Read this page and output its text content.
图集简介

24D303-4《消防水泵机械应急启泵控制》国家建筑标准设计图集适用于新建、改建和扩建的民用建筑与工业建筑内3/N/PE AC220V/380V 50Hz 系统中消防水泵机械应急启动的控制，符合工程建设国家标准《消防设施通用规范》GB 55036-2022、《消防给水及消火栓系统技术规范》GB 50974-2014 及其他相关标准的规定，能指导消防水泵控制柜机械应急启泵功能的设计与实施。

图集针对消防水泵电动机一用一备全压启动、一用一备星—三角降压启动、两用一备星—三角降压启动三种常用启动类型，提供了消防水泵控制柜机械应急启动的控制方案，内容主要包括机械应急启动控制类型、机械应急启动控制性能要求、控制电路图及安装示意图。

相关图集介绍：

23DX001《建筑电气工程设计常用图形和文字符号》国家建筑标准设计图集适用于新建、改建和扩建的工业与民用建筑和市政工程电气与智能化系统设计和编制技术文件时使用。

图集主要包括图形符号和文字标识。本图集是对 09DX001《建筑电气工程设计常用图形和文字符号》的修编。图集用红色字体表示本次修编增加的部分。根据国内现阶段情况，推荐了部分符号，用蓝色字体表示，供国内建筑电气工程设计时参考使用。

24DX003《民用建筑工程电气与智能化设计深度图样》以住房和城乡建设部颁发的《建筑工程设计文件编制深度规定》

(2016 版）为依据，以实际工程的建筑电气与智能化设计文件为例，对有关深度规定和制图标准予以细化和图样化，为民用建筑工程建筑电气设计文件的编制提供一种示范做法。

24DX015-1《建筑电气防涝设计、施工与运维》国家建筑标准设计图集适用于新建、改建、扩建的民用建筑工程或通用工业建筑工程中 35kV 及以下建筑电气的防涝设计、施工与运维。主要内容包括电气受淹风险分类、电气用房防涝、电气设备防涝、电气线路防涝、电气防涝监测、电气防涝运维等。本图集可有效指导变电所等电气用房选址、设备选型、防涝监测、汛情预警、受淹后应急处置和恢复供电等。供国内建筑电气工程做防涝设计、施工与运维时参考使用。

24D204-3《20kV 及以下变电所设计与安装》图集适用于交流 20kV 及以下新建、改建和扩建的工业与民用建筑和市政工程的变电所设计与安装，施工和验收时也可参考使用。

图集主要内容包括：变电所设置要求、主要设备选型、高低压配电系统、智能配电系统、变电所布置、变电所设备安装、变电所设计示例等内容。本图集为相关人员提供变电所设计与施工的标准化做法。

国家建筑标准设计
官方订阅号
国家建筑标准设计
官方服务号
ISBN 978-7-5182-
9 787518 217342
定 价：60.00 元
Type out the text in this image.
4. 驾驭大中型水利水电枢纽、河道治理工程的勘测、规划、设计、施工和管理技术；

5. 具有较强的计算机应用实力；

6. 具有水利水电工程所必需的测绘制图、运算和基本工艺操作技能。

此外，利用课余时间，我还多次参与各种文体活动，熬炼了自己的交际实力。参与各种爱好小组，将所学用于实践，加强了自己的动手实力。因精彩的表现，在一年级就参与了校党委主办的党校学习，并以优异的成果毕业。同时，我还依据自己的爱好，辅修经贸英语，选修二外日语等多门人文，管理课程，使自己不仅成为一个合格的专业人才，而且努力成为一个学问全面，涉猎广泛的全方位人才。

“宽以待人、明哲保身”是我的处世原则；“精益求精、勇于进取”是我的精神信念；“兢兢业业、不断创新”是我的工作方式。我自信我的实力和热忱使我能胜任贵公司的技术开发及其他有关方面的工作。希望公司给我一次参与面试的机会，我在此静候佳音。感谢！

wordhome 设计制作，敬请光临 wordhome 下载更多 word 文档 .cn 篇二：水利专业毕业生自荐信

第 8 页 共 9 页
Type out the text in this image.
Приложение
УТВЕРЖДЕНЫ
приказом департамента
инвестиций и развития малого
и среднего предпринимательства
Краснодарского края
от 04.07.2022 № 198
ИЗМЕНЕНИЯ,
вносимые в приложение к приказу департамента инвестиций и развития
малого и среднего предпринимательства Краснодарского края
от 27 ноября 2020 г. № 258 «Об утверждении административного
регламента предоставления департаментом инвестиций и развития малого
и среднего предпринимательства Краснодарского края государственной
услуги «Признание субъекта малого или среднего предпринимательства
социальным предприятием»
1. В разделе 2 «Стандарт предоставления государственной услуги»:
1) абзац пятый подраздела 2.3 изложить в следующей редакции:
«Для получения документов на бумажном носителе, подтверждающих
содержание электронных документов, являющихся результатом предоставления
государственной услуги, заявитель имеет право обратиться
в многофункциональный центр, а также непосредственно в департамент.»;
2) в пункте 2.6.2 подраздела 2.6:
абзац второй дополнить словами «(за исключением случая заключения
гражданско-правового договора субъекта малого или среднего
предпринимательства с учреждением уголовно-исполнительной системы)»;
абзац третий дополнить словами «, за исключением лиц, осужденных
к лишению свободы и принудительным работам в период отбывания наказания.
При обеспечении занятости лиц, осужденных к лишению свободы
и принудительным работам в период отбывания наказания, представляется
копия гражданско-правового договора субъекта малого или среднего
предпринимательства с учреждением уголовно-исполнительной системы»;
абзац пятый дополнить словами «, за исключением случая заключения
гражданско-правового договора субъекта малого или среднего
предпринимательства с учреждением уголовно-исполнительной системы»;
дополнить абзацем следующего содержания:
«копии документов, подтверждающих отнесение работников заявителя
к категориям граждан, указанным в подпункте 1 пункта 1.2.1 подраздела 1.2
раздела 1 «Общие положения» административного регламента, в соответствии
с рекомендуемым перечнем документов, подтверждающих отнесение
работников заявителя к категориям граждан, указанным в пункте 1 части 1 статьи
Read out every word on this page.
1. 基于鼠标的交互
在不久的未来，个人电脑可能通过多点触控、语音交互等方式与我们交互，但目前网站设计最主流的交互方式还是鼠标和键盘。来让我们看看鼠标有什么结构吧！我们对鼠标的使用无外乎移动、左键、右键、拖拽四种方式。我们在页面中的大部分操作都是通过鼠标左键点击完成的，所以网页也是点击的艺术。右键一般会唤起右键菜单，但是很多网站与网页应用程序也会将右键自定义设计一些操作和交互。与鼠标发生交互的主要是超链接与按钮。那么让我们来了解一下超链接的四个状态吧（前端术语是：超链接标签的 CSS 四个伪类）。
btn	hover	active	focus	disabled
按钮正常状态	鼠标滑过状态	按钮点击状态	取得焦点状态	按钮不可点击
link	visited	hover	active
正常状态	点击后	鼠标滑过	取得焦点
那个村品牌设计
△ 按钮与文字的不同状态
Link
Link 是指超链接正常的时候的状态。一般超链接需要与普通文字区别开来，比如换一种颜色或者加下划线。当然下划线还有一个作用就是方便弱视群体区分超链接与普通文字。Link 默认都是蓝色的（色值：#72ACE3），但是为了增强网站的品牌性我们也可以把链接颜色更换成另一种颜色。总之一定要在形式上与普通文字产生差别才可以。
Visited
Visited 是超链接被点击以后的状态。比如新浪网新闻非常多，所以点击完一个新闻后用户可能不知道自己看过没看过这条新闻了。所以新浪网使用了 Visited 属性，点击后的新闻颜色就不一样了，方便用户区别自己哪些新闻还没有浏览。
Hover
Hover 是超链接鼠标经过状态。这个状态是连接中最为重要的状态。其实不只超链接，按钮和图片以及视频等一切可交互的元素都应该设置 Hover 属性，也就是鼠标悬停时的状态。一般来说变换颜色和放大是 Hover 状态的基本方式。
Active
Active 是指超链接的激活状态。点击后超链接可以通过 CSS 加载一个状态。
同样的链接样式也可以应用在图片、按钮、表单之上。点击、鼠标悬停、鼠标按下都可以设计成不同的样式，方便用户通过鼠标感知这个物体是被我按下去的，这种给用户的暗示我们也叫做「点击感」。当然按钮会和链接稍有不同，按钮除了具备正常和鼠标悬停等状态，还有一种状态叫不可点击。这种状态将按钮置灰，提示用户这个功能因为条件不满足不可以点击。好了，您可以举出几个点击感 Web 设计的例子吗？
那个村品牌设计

→ **Exercise brief**: Search the listing for the word "лишению" and return each line that holds it.

→ **Complete output**:
к лишению свободы и принудительным работам в период отбывания наказания.
При обеспечении занятости лиц, осужденных к лишению свободы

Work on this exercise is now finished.